### WORK TO BE COMPLETED
Can you transcribe the data exactly? Leave the pictures out.

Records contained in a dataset
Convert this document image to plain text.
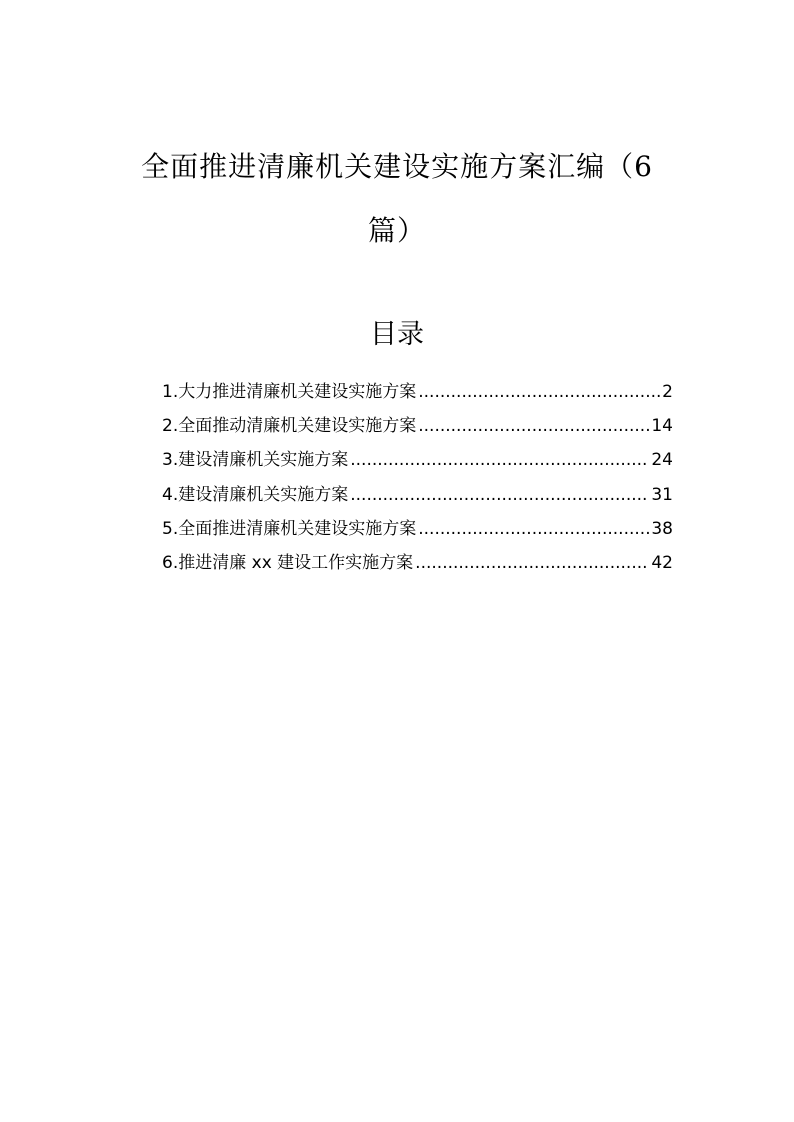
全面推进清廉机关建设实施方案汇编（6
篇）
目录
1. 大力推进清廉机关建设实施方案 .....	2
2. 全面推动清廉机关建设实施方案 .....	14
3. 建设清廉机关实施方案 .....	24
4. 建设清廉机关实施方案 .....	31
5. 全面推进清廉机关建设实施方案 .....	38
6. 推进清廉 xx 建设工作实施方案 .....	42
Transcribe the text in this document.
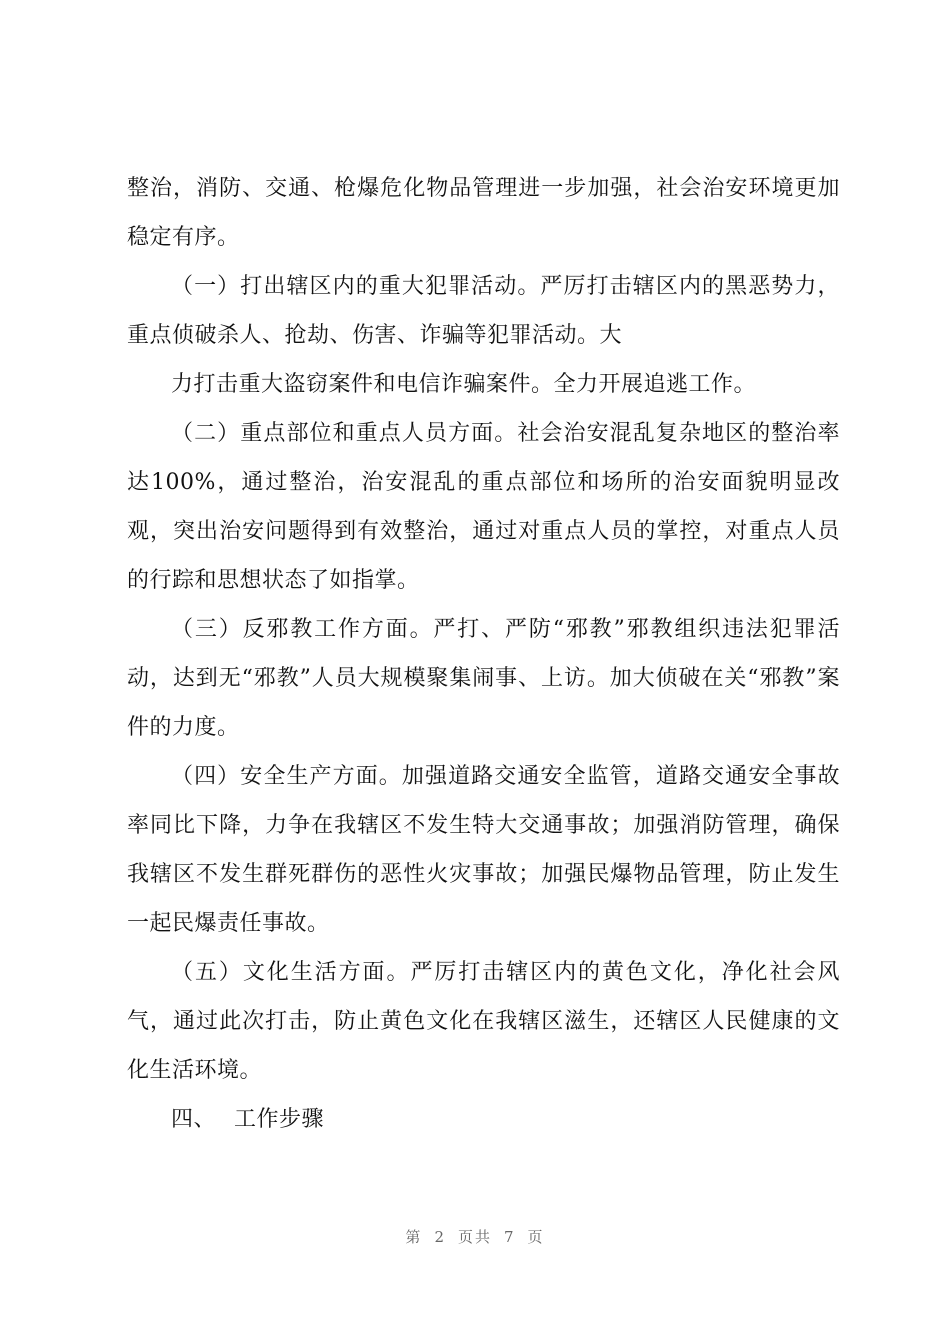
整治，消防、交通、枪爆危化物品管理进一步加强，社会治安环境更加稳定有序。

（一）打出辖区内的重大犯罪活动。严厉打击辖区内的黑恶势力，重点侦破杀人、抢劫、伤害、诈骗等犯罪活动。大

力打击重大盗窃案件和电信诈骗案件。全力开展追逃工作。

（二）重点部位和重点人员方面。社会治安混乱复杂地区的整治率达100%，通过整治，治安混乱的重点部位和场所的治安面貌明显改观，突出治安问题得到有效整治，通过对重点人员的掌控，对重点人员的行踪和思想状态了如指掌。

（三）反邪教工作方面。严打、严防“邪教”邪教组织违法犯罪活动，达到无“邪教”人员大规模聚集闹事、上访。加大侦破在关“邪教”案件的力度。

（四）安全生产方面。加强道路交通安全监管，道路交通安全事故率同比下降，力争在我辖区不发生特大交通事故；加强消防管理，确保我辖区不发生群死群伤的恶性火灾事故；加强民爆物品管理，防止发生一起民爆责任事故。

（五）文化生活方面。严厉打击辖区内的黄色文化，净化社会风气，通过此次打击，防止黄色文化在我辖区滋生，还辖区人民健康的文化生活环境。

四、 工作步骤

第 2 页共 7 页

### WRITTEN ANSWER
Convert this document image to plain text.
全面推进清廉机关建设实施方案汇编（6
篇）
目录
1. 大力推进清廉机关建设实施方案 .....	2
2. 全面推动清廉机关建设实施方案 .....	14
3. 建设清廉机关实施方案 .....	24
4. 建设清廉机关实施方案 .....	31
5. 全面推进清廉机关建设实施方案 .....	38
6. 推进清廉 xx 建设工作实施方案 .....	42
Transcribe the text in this document.
整治，消防、交通、枪爆危化物品管理进一步加强，社会治安环境更加稳定有序。

（一）打出辖区内的重大犯罪活动。严厉打击辖区内的黑恶势力，重点侦破杀人、抢劫、伤害、诈骗等犯罪活动。大

力打击重大盗窃案件和电信诈骗案件。全力开展追逃工作。

（二）重点部位和重点人员方面。社会治安混乱复杂地区的整治率达100%，通过整治，治安混乱的重点部位和场所的治安面貌明显改观，突出治安问题得到有效整治，通过对重点人员的掌控，对重点人员的行踪和思想状态了如指掌。

（三）反邪教工作方面。严打、严防“邪教”邪教组织违法犯罪活动，达到无“邪教”人员大规模聚集闹事、上访。加大侦破在关“邪教”案件的力度。

（四）安全生产方面。加强道路交通安全监管，道路交通安全事故率同比下降，力争在我辖区不发生特大交通事故；加强消防管理，确保我辖区不发生群死群伤的恶性火灾事故；加强民爆物品管理，防止发生一起民爆责任事故。

（五）文化生活方面。严厉打击辖区内的黄色文化，净化社会风气，通过此次打击，防止黄色文化在我辖区滋生，还辖区人民健康的文化生活环境。

四、 工作步骤

第 2 页共 7 页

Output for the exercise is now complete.